** Exercise goal **
Copy all lines of the listing that include the string "Gehalt".

(Data excerpts)
## begin

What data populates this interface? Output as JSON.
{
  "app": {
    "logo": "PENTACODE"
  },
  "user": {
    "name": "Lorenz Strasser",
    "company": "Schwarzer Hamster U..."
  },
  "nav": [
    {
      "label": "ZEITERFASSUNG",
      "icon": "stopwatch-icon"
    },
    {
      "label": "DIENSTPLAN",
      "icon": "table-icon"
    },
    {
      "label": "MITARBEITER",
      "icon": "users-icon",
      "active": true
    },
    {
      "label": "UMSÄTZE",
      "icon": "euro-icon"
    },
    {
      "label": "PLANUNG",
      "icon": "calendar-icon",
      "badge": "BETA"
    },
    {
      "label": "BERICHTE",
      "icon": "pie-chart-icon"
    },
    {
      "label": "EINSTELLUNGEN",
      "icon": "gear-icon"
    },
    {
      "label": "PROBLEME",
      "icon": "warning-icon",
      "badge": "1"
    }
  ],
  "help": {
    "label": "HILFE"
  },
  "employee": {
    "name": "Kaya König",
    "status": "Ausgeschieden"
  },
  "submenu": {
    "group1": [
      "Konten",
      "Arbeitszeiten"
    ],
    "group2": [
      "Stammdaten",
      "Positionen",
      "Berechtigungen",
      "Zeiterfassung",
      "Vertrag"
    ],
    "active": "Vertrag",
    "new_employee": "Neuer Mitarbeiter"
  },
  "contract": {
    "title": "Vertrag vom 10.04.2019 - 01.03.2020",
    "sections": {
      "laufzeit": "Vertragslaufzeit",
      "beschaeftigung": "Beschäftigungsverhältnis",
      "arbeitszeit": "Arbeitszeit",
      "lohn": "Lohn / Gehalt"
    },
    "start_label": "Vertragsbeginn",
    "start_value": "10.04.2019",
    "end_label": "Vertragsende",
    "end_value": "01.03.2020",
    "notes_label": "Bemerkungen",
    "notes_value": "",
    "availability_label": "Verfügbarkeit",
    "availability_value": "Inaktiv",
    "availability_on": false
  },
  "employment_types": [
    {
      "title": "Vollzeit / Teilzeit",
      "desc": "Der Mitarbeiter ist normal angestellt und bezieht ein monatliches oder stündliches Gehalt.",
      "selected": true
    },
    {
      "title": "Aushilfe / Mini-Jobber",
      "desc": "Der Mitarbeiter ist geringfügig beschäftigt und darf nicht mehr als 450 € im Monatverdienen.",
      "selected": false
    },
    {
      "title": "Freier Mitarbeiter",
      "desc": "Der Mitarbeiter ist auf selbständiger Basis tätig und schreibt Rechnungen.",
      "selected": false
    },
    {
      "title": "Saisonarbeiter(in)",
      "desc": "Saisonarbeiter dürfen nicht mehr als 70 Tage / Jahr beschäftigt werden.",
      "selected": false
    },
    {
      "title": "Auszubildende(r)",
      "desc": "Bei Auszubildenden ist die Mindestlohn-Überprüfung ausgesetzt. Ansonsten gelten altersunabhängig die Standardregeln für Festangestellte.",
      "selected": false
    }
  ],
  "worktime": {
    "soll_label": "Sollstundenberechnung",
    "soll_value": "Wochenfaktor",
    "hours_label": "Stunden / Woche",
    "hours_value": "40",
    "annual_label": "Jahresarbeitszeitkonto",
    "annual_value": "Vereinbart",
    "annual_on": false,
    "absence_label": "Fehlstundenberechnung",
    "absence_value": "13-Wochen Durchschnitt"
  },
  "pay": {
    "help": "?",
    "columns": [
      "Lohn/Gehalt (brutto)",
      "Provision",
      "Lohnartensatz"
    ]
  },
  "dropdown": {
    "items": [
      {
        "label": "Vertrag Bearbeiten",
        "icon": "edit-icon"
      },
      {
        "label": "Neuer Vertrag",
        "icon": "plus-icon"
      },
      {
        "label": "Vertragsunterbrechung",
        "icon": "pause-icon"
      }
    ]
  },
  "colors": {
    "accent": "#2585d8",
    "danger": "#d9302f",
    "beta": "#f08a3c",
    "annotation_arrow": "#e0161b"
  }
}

## end

** Solution to this task **
      "lohn": "Lohn / Gehalt"
      "desc": "Der Mitarbeiter ist normal angestellt und bezieht ein monatliches oder stündliches Gehalt.",
      "Lohn/Gehalt (brutto)",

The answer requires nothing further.